DIRECTION >> Go through the records below line by line, counting those that contain the word "kind"; answer with the count only.

LISTED ENTRIES >>
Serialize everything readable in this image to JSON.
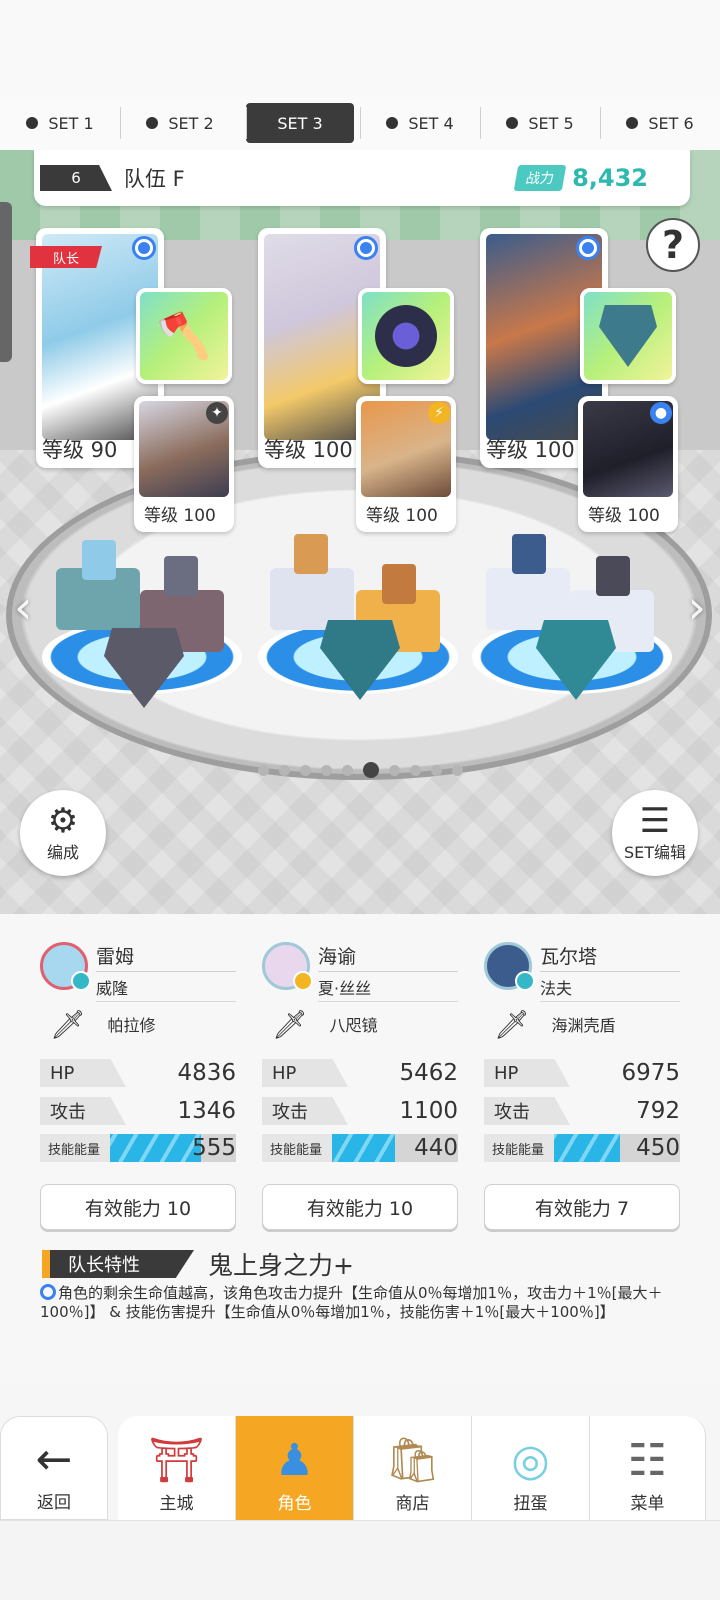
{
  "set_tabs": [
    {
      "label": "SET 1",
      "active": false
    },
    {
      "label": "SET 2",
      "active": false
    },
    {
      "label": "SET 3",
      "active": true
    },
    {
      "label": "SET 4",
      "active": false
    },
    {
      "label": "SET 5",
      "active": false
    },
    {
      "label": "SET 6",
      "active": false
    }
  ],
  "team": {
    "number": "6",
    "name": "队伍 F",
    "power_label": "战力",
    "power_value": "8,432"
  },
  "leader_tag": "队长",
  "help_icon": "?",
  "characters": [
    {
      "level": "等级 90",
      "sub_level": "等级 100",
      "name": "雷姆",
      "class": "威隆",
      "weapon": "帕拉修",
      "hp_label": "HP",
      "hp": "4836",
      "atk_label": "攻击",
      "atk": "1346",
      "energy_label": "技能能量",
      "energy": "555",
      "energy_fill": 0.72,
      "effective": "有效能力 10",
      "accent": "#a8d8f0"
    },
    {
      "level": "等级 100",
      "sub_level": "等级 100",
      "name": "海谕",
      "class": "夏·丝丝",
      "weapon": "八咫镜",
      "hp_label": "HP",
      "hp": "5462",
      "atk_label": "攻击",
      "atk": "1100",
      "energy_label": "技能能量",
      "energy": "440",
      "energy_fill": 0.5,
      "effective": "有效能力 10",
      "accent": "#e9d7ee"
    },
    {
      "level": "等级 100",
      "sub_level": "等级 100",
      "name": "瓦尔塔",
      "class": "法夫",
      "weapon": "海渊壳盾",
      "hp_label": "HP",
      "hp": "6975",
      "atk_label": "攻击",
      "atk": "792",
      "energy_label": "技能能量",
      "energy": "450",
      "energy_fill": 0.52,
      "effective": "有效能力 7",
      "accent": "#3b5c8c"
    }
  ],
  "buttons": {
    "formation": "编成",
    "set_edit": "SET编辑"
  },
  "leader_trait": {
    "label": "队长特性",
    "title": "鬼上身之力+",
    "description": "角色的剩余生命值越高，该角色攻击力提升【生命值从0％每增加1％，攻击力＋1％[最大＋100％]】 & 技能伤害提升【生命值从0％每增加1％，技能伤害＋1％[最大＋100％]】"
  },
  "nav": {
    "back": "返回",
    "items": [
      {
        "label": "主城",
        "icon": "castle-icon",
        "active": false
      },
      {
        "label": "角色",
        "icon": "character-icon",
        "active": true
      },
      {
        "label": "商店",
        "icon": "shop-icon",
        "active": false
      },
      {
        "label": "扭蛋",
        "icon": "gacha-icon",
        "active": false
      },
      {
        "label": "菜单",
        "icon": "menu-icon",
        "active": false
      }
    ]
  },
  "pager": {
    "count": 10,
    "current": 6
  },
  "colors": {
    "accent_orange": "#f5a623",
    "accent_teal": "#2eb9b0",
    "radio_blue": "#3a82f0"
  }
}
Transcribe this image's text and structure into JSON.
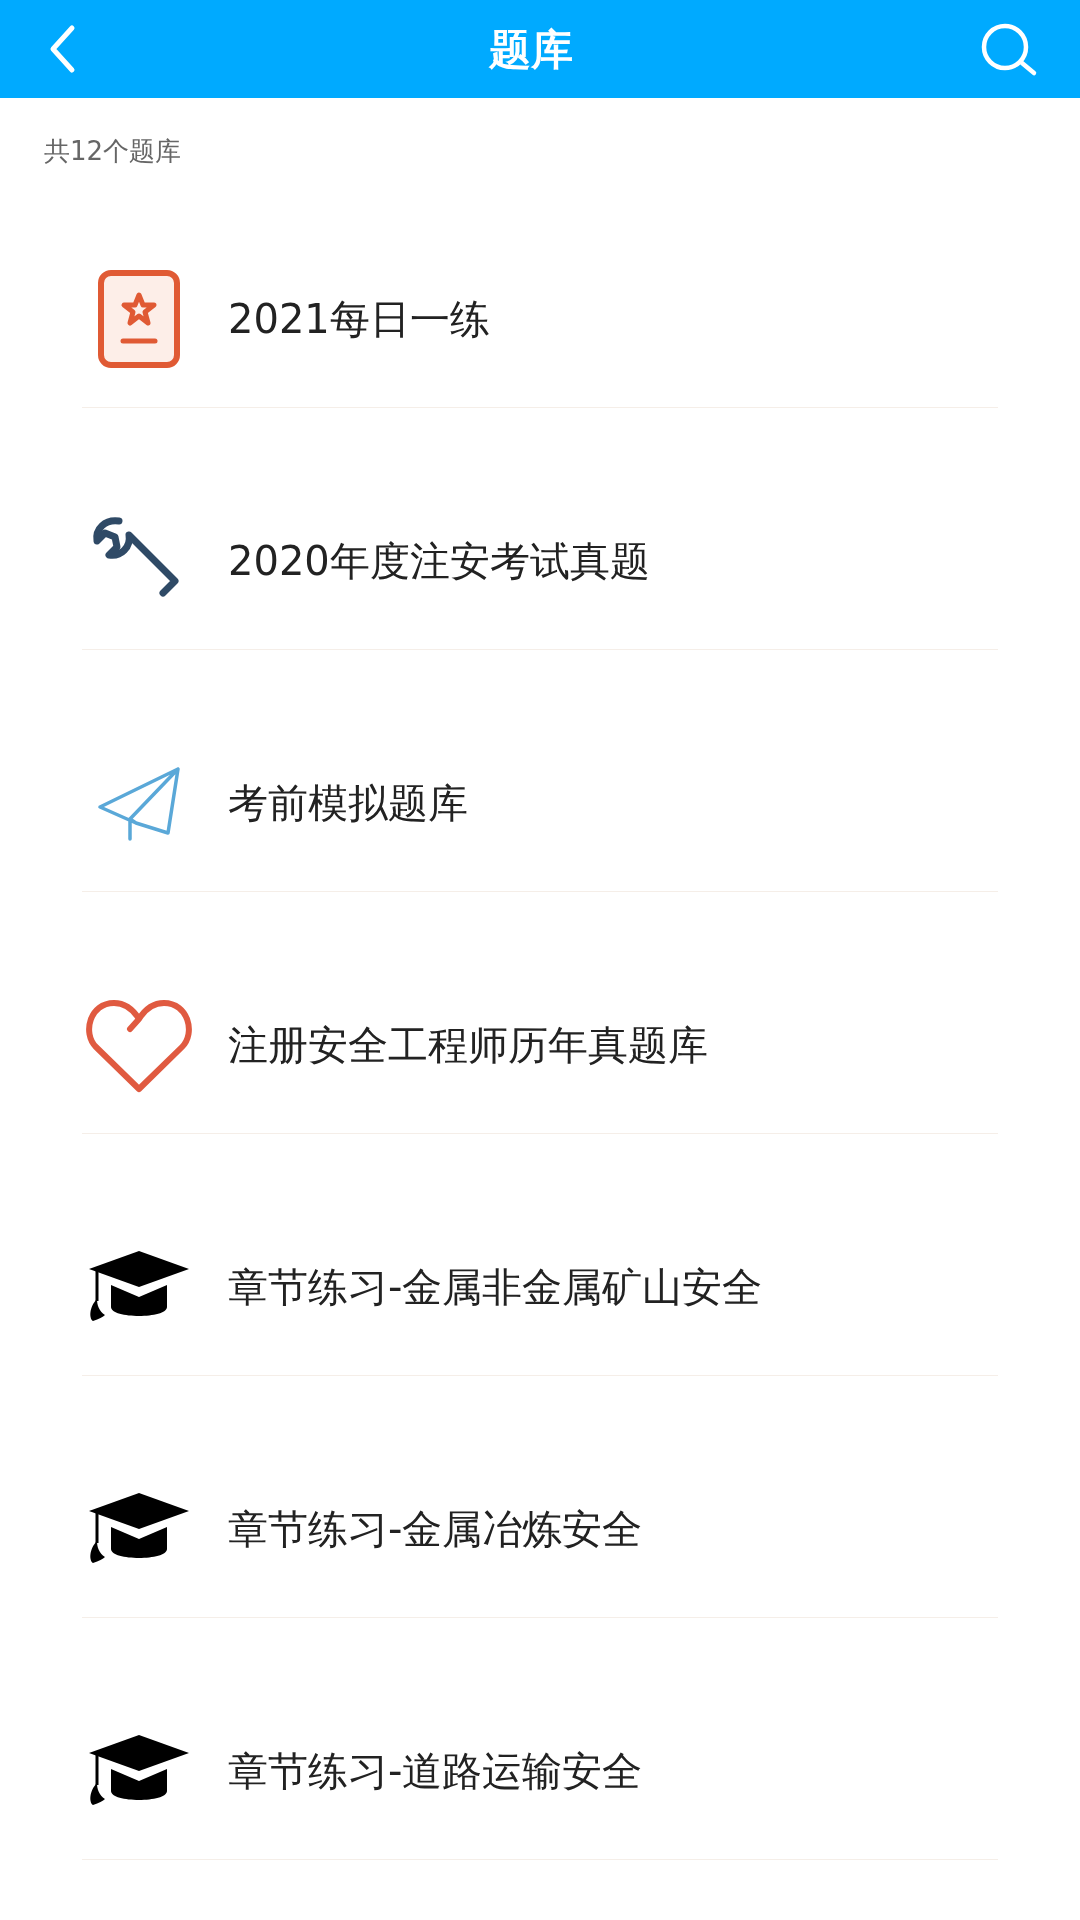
{
  "header": {
    "title": "题库"
  },
  "count": "共12个题库",
  "items": [
    {
      "kind": "card",
      "label": "2021每日一练"
    },
    {
      "kind": "wrench",
      "label": "2020年度注安考试真题"
    },
    {
      "kind": "plane",
      "label": "考前模拟题库"
    },
    {
      "kind": "heart",
      "label": "注册安全工程师历年真题库"
    },
    {
      "kind": "cap",
      "label": "章节练习-金属非金属矿山安全"
    },
    {
      "kind": "cap",
      "label": "章节练习-金属冶炼安全"
    },
    {
      "kind": "cap",
      "label": "章节练习-道路运输安全"
    }
  ]
}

EXERCISE ANSWER >> 7